• **What is expected**: Find how many lines of the following entries contain "mRNA". Reply with the number alone.

• **Data for analysis**:
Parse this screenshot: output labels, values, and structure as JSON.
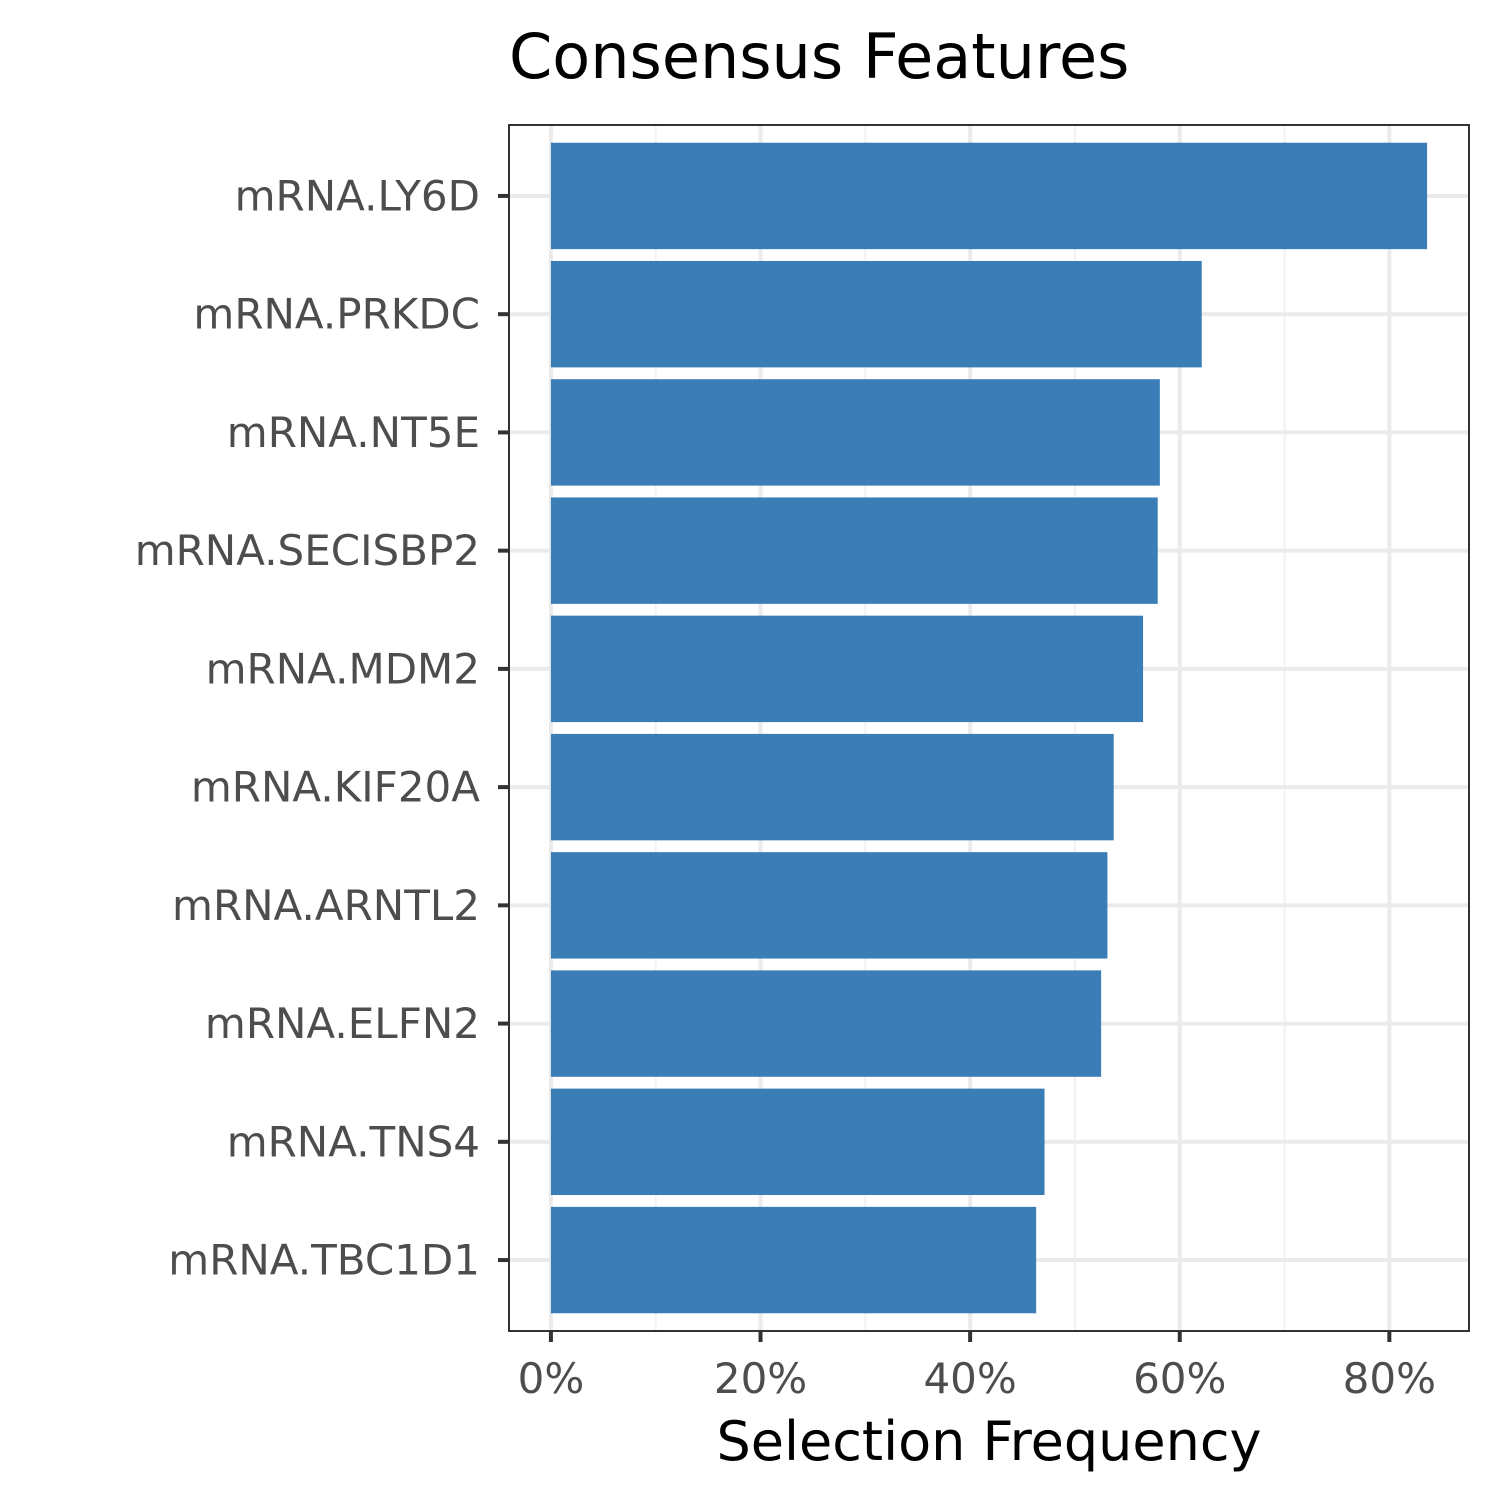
{
  "chart_data": {
    "type": "bar",
    "orientation": "horizontal",
    "title": "Consensus Features",
    "xlabel": "Selection Frequency",
    "ylabel": "",
    "categories": [
      "mRNA.LY6D",
      "mRNA.PRKDC",
      "mRNA.NT5E",
      "mRNA.SECISBP2",
      "mRNA.MDM2",
      "mRNA.KIF20A",
      "mRNA.ARNTL2",
      "mRNA.ELFN2",
      "mRNA.TNS4",
      "mRNA.TBC1D1"
    ],
    "values": [
      0.836,
      0.621,
      0.581,
      0.579,
      0.565,
      0.537,
      0.531,
      0.525,
      0.471,
      0.463
    ],
    "xlim": [
      -0.04,
      0.876
    ],
    "xticks": [
      0,
      0.2,
      0.4,
      0.6,
      0.8
    ],
    "xtick_labels": [
      "0%",
      "20%",
      "40%",
      "60%",
      "80%"
    ],
    "grid": true,
    "legend": "none",
    "colors": {
      "bar": "#3A7DB7",
      "panel_border": "#333333",
      "grid_major": "#EBEBEB",
      "grid_minor": "#F2F2F2",
      "axis_text": "#4D4D4D",
      "title_text": "#000000"
    }
  }
}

• **Expected answer**: 10